> Provided data:
START
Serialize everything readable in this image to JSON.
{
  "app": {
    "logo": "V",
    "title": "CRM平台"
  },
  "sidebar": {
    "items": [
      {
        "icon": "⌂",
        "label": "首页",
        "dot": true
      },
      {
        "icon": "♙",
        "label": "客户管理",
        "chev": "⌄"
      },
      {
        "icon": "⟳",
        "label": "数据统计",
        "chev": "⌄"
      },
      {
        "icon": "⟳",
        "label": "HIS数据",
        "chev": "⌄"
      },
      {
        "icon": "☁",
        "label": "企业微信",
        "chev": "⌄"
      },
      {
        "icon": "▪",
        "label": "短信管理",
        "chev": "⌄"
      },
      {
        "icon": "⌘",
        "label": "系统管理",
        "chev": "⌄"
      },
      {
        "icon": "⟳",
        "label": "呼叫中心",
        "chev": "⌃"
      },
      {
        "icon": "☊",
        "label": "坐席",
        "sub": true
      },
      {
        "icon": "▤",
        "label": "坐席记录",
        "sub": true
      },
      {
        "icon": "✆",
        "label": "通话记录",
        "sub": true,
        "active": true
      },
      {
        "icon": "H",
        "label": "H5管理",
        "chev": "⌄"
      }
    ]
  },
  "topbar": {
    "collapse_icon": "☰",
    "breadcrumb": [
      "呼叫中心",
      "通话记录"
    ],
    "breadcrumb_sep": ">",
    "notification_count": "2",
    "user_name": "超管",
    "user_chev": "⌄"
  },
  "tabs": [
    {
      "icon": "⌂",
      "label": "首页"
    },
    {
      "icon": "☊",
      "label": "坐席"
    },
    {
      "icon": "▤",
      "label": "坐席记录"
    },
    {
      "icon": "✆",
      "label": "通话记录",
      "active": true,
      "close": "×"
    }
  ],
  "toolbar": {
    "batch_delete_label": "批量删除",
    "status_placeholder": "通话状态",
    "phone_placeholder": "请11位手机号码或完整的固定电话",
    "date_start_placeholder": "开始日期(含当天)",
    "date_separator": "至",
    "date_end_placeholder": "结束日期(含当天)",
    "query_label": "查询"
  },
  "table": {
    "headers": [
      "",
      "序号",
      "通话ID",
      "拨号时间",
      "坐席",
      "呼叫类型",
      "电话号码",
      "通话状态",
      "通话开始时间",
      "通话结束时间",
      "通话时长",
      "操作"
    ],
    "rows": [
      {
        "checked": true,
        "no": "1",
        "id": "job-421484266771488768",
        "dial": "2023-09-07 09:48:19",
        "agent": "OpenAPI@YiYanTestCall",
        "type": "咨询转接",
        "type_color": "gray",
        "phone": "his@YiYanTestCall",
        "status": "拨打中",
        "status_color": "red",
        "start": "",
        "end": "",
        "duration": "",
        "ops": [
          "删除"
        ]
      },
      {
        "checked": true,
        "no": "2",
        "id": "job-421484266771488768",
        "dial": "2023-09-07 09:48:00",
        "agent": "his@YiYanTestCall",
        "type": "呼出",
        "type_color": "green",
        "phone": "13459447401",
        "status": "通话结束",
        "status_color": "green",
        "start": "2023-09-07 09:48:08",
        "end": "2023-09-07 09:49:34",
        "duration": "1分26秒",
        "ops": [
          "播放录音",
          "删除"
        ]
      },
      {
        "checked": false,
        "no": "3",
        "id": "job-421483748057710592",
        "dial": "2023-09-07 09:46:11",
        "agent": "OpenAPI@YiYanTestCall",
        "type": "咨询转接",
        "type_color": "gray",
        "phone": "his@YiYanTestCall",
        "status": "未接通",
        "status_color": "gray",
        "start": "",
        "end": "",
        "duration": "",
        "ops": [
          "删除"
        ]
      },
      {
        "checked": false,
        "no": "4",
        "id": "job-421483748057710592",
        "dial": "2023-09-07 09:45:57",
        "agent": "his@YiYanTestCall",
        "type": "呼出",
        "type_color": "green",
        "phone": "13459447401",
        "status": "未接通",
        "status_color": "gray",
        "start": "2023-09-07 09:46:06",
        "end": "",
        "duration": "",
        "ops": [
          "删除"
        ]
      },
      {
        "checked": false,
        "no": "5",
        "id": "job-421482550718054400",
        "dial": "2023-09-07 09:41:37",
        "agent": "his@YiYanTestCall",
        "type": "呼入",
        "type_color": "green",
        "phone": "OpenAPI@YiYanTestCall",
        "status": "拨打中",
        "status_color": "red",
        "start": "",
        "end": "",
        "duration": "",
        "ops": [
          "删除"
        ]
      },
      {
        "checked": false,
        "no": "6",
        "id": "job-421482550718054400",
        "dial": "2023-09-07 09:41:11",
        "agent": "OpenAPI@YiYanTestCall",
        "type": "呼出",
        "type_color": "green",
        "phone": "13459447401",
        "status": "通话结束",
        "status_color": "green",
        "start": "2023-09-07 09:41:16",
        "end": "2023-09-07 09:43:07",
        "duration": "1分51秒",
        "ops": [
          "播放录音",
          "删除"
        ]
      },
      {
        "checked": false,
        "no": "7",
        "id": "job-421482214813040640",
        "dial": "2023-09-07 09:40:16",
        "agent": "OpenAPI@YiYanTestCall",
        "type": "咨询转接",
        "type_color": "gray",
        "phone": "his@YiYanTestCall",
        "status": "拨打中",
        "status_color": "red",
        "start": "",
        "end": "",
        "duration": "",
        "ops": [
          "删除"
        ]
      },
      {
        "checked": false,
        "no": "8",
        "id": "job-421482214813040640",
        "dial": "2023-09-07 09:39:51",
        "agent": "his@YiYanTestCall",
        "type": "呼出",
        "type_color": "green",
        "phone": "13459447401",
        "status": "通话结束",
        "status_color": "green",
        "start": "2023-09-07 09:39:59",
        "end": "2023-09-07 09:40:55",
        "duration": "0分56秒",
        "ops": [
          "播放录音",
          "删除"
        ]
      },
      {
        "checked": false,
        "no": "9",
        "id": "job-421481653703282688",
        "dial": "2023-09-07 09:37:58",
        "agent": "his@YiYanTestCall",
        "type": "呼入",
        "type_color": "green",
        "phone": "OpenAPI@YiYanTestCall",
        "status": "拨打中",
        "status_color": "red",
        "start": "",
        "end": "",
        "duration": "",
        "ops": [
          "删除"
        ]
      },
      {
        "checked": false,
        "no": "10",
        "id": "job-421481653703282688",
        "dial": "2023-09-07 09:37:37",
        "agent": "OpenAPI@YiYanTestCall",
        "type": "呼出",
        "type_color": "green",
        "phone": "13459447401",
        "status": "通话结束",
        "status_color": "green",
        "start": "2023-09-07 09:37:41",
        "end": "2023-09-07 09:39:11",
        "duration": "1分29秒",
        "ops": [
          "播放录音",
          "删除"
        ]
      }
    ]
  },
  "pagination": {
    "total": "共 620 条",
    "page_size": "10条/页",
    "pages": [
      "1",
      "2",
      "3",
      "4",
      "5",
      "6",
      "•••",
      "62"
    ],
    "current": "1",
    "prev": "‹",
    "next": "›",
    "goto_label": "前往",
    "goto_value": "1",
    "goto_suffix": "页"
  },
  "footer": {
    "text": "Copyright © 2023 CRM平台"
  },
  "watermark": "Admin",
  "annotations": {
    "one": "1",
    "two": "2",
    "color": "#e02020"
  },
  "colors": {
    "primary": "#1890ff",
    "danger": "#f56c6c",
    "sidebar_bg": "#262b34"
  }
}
END
> Task statement:
How many lines in these records hold the string "true"? Reply with the number alone.

> Written response:
8